- WORK INSTRUCTIONS: Write out each line of the material again, word for word.
———
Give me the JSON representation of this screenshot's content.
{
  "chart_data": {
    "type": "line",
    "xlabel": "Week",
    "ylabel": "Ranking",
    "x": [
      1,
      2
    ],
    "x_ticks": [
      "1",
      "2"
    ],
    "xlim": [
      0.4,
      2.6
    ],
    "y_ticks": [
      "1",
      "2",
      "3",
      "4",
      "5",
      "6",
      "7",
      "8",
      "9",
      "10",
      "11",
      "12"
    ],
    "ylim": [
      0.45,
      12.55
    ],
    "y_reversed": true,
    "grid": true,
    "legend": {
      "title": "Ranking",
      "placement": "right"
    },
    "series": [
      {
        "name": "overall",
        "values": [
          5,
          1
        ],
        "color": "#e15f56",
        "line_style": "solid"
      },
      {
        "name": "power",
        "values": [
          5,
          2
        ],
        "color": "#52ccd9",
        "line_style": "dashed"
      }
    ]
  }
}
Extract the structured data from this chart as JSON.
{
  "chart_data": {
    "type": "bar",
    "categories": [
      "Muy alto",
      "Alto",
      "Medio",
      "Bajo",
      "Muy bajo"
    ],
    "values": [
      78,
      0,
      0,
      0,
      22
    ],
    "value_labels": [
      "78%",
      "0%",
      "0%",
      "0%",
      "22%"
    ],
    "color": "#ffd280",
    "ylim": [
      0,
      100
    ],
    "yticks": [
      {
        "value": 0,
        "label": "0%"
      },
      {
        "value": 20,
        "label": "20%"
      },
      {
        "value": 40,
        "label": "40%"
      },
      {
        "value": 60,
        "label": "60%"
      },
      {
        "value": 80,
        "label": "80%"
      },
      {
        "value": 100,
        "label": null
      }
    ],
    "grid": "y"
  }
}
———
- RESPONSE TO THIS EXERCISE:
Give me the JSON representation of this screenshot's content.
{
  "chart_data": {
    "type": "line",
    "xlabel": "Week",
    "ylabel": "Ranking",
    "x": [
      1,
      2
    ],
    "x_ticks": [
      "1",
      "2"
    ],
    "xlim": [
      0.4,
      2.6
    ],
    "y_ticks": [
      "1",
      "2",
      "3",
      "4",
      "5",
      "6",
      "7",
      "8",
      "9",
      "10",
      "11",
      "12"
    ],
    "ylim": [
      0.45,
      12.55
    ],
    "y_reversed": true,
    "grid": true,
    "legend": {
      "title": "Ranking",
      "placement": "right"
    },
    "series": [
      {
        "name": "overall",
        "values": [
          5,
          1
        ],
        "color": "#e15f56",
        "line_style": "solid"
      },
      {
        "name": "power",
        "values": [
          5,
          2
        ],
        "color": "#52ccd9",
        "line_style": "dashed"
      }
    ]
  }
}
Extract the structured data from this chart as JSON.
{
  "chart_data": {
    "type": "bar",
    "categories": [
      "Muy alto",
      "Alto",
      "Medio",
      "Bajo",
      "Muy bajo"
    ],
    "values": [
      78,
      0,
      0,
      0,
      22
    ],
    "value_labels": [
      "78%",
      "0%",
      "0%",
      "0%",
      "22%"
    ],
    "color": "#ffd280",
    "ylim": [
      0,
      100
    ],
    "yticks": [
      {
        "value": 0,
        "label": "0%"
      },
      {
        "value": 20,
        "label": "20%"
      },
      {
        "value": 40,
        "label": "40%"
      },
      {
        "value": 60,
        "label": "60%"
      },
      {
        "value": 80,
        "label": "80%"
      },
      {
        "value": 100,
        "label": null
      }
    ],
    "grid": "y"
  }
}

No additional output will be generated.